▸ Opgave
Maak van alle regels hieronder een genummerde lijst zonder lege regels. Laat de afbeeldingen weg uit het antwoord.

Regels met ruimtelijke indeling
_ _ _ _ _

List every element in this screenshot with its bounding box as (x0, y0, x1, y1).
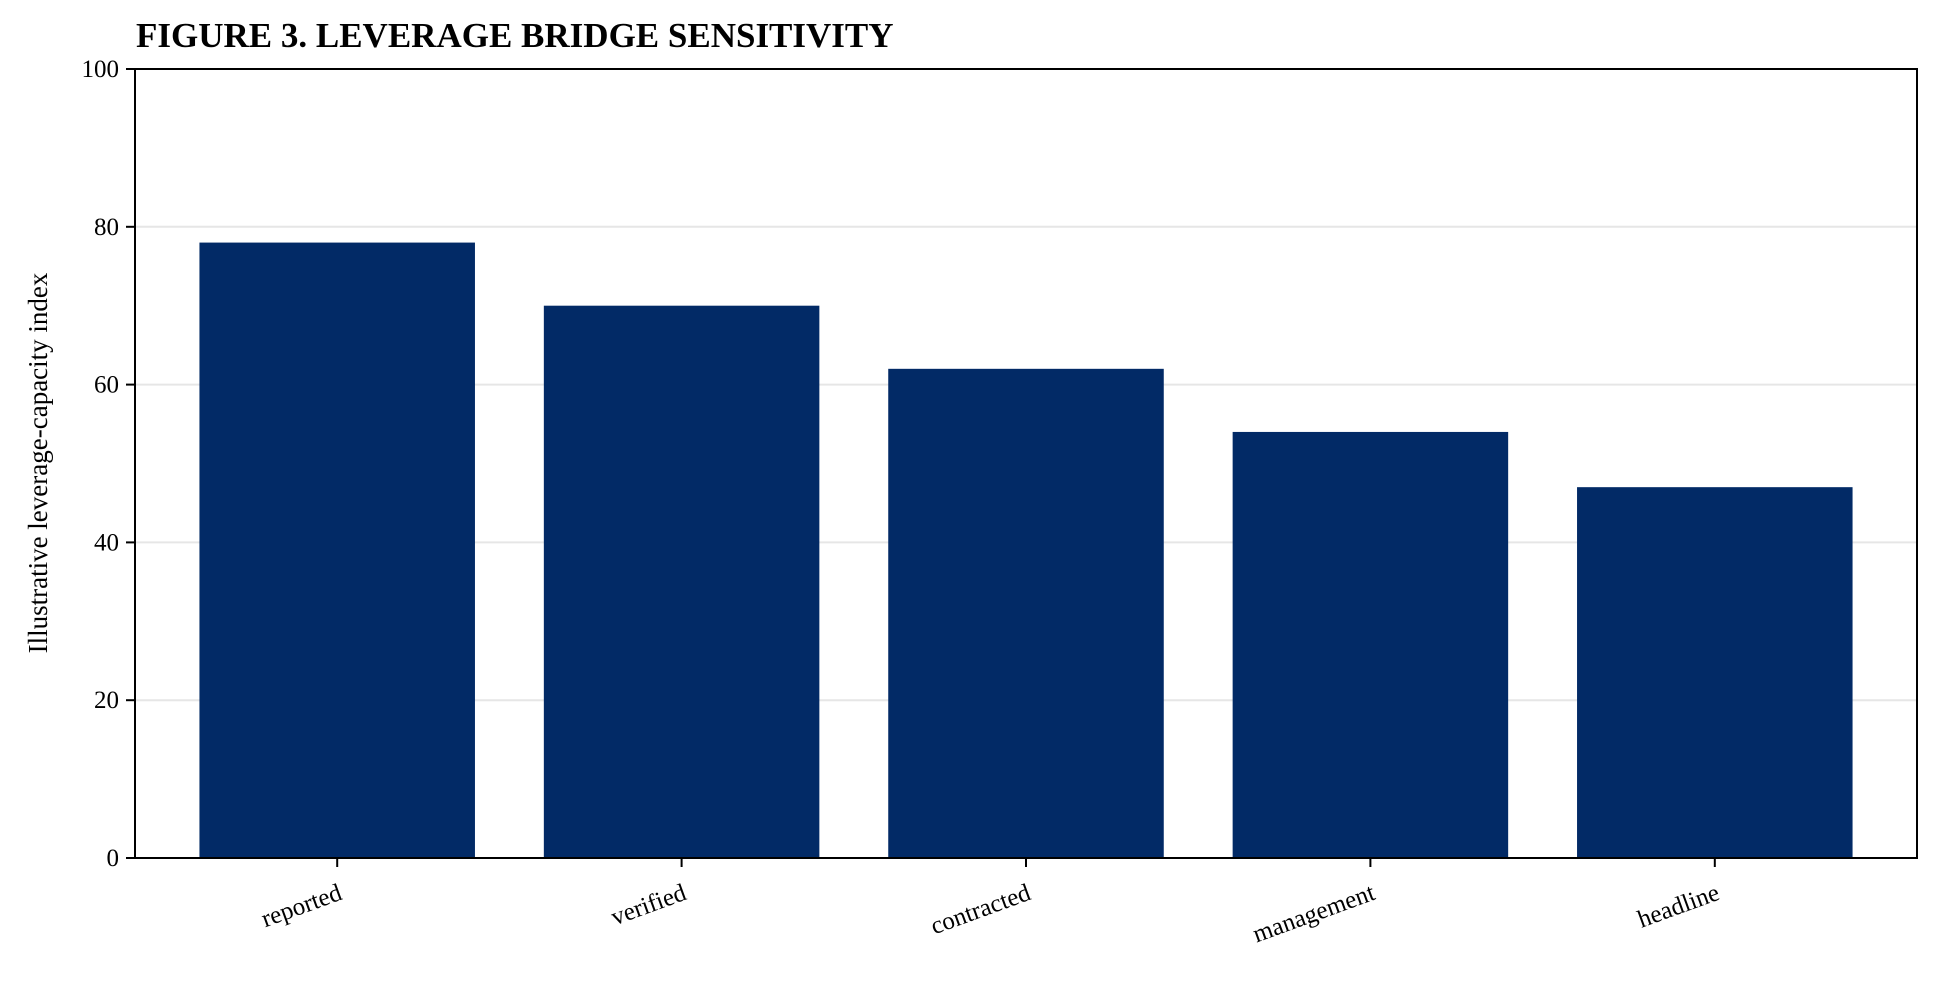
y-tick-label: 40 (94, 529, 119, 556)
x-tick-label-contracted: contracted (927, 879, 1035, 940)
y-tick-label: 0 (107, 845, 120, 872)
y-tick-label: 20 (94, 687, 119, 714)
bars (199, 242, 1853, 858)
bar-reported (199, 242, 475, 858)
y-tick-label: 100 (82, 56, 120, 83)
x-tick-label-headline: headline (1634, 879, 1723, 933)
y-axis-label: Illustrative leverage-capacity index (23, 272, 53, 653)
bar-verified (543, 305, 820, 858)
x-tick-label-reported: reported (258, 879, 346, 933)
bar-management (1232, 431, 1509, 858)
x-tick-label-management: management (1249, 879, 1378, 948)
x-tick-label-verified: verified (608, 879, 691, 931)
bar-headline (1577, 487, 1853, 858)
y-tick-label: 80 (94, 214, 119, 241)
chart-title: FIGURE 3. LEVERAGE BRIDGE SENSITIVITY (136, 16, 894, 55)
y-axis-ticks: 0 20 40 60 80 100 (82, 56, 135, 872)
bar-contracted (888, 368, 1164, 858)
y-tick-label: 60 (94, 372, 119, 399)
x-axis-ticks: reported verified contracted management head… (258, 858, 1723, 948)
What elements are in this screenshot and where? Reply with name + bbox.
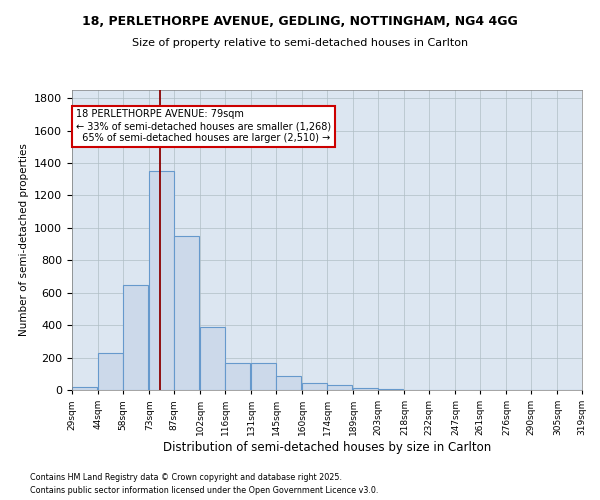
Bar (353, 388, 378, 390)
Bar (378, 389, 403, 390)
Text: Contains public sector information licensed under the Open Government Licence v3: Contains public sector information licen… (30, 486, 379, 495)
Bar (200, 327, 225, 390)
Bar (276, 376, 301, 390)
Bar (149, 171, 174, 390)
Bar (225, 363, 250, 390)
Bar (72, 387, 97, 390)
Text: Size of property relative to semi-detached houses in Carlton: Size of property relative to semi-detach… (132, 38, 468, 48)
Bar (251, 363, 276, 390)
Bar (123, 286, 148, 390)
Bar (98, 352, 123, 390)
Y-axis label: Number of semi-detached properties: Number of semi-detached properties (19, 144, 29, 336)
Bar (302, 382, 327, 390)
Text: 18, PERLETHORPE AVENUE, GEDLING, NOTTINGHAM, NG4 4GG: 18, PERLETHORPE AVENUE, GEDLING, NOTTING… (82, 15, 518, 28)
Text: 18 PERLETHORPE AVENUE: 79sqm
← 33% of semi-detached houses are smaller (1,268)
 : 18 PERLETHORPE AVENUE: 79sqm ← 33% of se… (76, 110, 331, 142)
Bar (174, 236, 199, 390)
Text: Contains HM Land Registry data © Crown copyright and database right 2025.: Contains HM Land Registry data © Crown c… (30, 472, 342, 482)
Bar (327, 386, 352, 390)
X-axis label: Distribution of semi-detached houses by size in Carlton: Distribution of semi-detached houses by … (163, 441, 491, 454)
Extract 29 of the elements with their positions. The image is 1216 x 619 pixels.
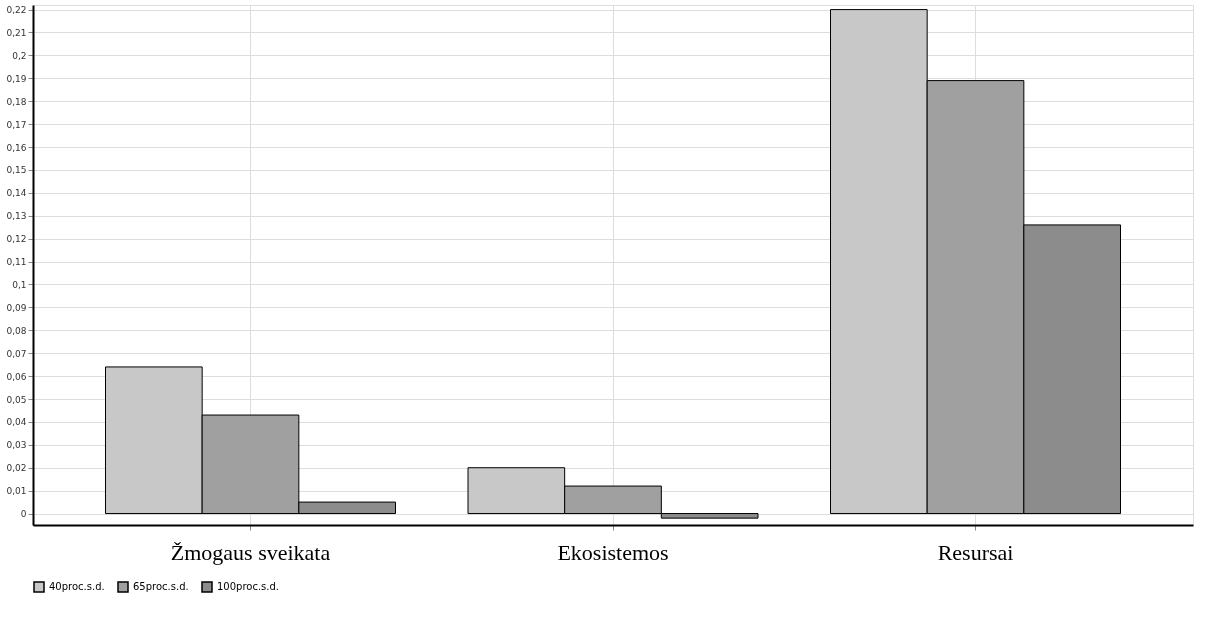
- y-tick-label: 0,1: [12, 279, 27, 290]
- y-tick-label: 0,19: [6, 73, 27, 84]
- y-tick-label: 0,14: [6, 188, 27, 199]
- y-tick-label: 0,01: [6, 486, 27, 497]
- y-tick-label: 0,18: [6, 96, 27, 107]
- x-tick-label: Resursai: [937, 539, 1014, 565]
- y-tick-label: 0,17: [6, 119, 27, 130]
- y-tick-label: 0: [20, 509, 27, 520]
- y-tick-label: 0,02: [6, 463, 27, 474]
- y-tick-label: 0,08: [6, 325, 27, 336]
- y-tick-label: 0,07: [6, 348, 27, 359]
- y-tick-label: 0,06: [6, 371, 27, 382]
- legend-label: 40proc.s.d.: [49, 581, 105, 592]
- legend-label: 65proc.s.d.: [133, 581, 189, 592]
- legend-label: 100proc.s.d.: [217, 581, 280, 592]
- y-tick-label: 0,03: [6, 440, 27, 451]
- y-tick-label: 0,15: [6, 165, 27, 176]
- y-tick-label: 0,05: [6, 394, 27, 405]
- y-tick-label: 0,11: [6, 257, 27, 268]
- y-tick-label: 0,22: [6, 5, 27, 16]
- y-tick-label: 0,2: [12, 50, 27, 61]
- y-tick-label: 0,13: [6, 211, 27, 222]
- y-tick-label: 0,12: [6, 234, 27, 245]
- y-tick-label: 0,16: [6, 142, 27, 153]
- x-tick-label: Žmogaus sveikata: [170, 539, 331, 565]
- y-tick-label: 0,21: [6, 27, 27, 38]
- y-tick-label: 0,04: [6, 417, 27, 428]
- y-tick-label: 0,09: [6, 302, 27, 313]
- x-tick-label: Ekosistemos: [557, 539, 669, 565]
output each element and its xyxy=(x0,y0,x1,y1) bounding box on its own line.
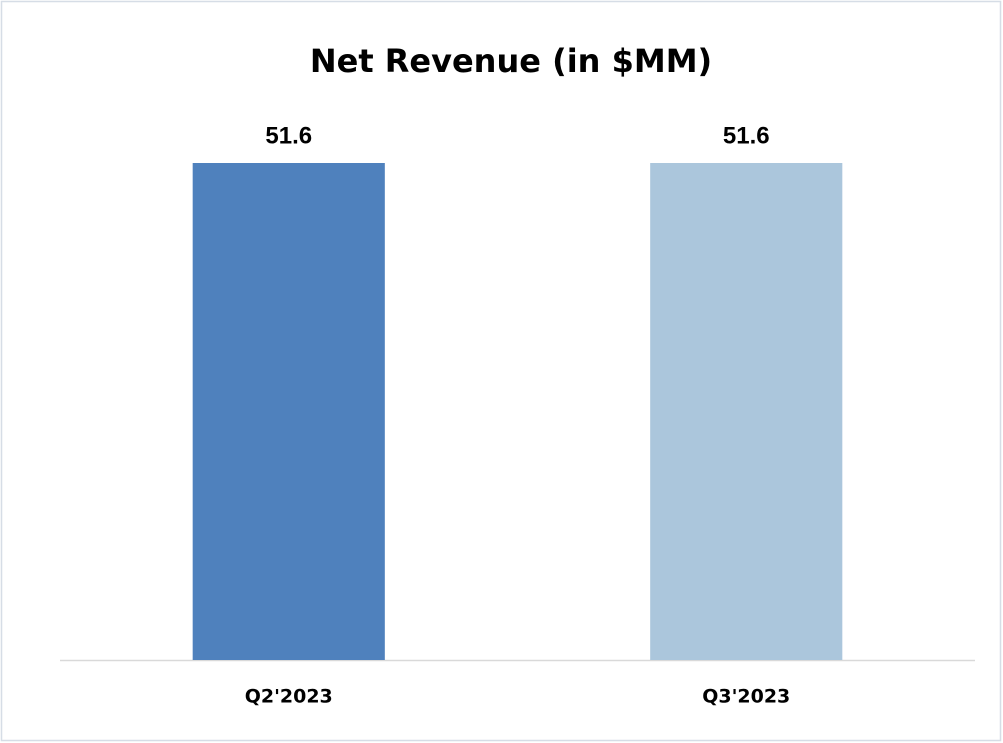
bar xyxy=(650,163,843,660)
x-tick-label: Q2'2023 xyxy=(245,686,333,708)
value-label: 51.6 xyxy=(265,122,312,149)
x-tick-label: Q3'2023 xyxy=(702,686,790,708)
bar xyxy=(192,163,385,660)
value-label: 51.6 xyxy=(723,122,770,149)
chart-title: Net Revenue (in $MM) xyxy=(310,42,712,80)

_ _ _ _ _

▸ Uitwerking opgave
1. List every element in this screenshot with its bounding box as (x0, y0, x1, y1).
2. y-tick-label: 40 (94, 529, 119, 556)
3. x-tick-label-contracted: contracted (927, 879, 1035, 940)
4. y-tick-label: 0 (107, 845, 120, 872)
5. y-tick-label: 20 (94, 687, 119, 714)
6. bars (199, 242, 1853, 858)
7. bar-reported (199, 242, 475, 858)
8. y-tick-label: 100 (82, 56, 120, 83)
9. x-tick-label-headline: headline (1634, 879, 1723, 933)
10. y-axis-label: Illustrative leverage-capacity index (23, 272, 53, 653)
11. bar-verified (543, 305, 820, 858)
12. x-tick-label-reported: reported (258, 879, 346, 933)
13. bar-management (1232, 431, 1509, 858)
14. x-tick-label-management: management (1249, 879, 1378, 948)
15. x-tick-label-verified: verified (608, 879, 691, 931)
16. bar-headline (1577, 487, 1853, 858)
17. y-tick-label: 80 (94, 214, 119, 241)
18. chart-title: FIGURE 3. LEVERAGE BRIDGE SENSITIVITY (136, 16, 894, 55)
19. y-axis-ticks: 0 20 40 60 80 100 (82, 56, 135, 872)
20. bar-contracted (888, 368, 1164, 858)
21. y-tick-label: 60 (94, 372, 119, 399)
22. x-axis-ticks: reported verified contracted management head… (258, 858, 1723, 948)
23. What elements are in this screenshot and where? Reply with name + bbox.
24. Bar (353, 388, 378, 390)
25. Bar (378, 389, 403, 390)
26. Text: Contains public sector information licensed under the Open Government Licence v3: Contains public sector information licen… (30, 486, 379, 495)
27. Bar (200, 327, 225, 390)
28. Bar (276, 376, 301, 390)
29. Bar (149, 171, 174, 390)
30. Bar (225, 363, 250, 390)
31. Bar (72, 387, 97, 390)
32. Text: Size of property relative to semi-detached houses in Carlton: Size of property relative to semi-detach… (132, 38, 468, 48)
33. Bar (251, 363, 276, 390)
34. Bar (123, 286, 148, 390)
35. Bar (98, 352, 123, 390)
36. Y-axis label: Number of semi-detached properties: Number of semi-detached properties (19, 144, 29, 336)
37. Bar (302, 382, 327, 390)
38. Text: 18, PERLETHORPE AVENUE, GEDLING, NOTTINGHAM, NG4 4GG: 18, PERLETHORPE AVENUE, GEDLING, NOTTING… (82, 15, 518, 28)
39. Text: 18 PERLETHORPE AVENUE: 79sqm
40. ← 33% of semi-detached houses are smaller (1,268)
41.  : 18 PERLETHORPE AVENUE: 79sqm ← 33% of se… (76, 110, 331, 142)
42. Bar (174, 236, 199, 390)
43. Text: Contains HM Land Registry data © Crown copyright and database right 2025.: Contains HM Land Registry data © Crown c… (30, 472, 342, 482)
44. Bar (327, 386, 352, 390)
45. X-axis label: Distribution of semi-detached houses by size in Carlton: Distribution of semi-detached houses by … (163, 441, 491, 454)
46. Extract 29 of the elements with their positions. The image is 1216 x 619 pixels.
47. - y-tick-label: 0,1: [12, 279, 27, 290]
48. - y-tick-label: 0,19: [6, 73, 27, 84]
49. - y-tick-label: 0,14: [6, 188, 27, 199]
50. - y-tick-label: 0,01: [6, 486, 27, 497]
51. - y-tick-label: 0,18: [6, 96, 27, 107]
52. - x-tick-label: Resursai: [937, 539, 1014, 565]
53. - y-tick-label: 0,17: [6, 119, 27, 130]
54. - y-tick-label: 0: [20, 509, 27, 520]
55. - y-tick-label: 0,02: [6, 463, 27, 474]
56. - y-tick-label: 0,08: [6, 325, 27, 336]
57. - y-tick-label: 0,07: [6, 348, 27, 359]
58. - y-tick-label: 0,06: [6, 371, 27, 382]
59. - legend-label: 40proc.s.d.: [49, 581, 105, 592]
60. - legend-label: 65proc.s.d.: [133, 581, 189, 592]
61. - legend-label: 100proc.s.d.: [217, 581, 280, 592]
62. - y-tick-label: 0,03: [6, 440, 27, 451]
63. - y-tick-label: 0,15: [6, 165, 27, 176]
64. - y-tick-label: 0,05: [6, 394, 27, 405]
65. - y-tick-label: 0,11: [6, 257, 27, 268]
66. - y-tick-label: 0,22: [6, 5, 27, 16]
67. - y-tick-label: 0,2: [12, 50, 27, 61]
68. - y-tick-label: 0,13: [6, 211, 27, 222]
69. - y-tick-label: 0,12: [6, 234, 27, 245]
70. - y-tick-label: 0,16: [6, 142, 27, 153]
71. - x-tick-label: Žmogaus sveikata: [170, 539, 331, 565]
72. - y-tick-label: 0,21: [6, 27, 27, 38]
73. - y-tick-label: 0,04: [6, 417, 27, 428]
74. - y-tick-label: 0,09: [6, 302, 27, 313]
75. - x-tick-label: Ekosistemos: [557, 539, 669, 565]
76. output each element and its xyxy=(x0,y0,x1,y1) bounding box on its own line.
77. bar xyxy=(650,163,843,660)
78. x-tick-label: Q2'2023 xyxy=(245,686,333,708)
79. value-label: 51.6 xyxy=(265,122,312,149)
80. x-tick-label: Q3'2023 xyxy=(702,686,790,708)
81. bar xyxy=(192,163,385,660)
82. value-label: 51.6 xyxy=(723,122,770,149)
83. chart-title: Net Revenue (in $MM) xyxy=(310,42,712,80)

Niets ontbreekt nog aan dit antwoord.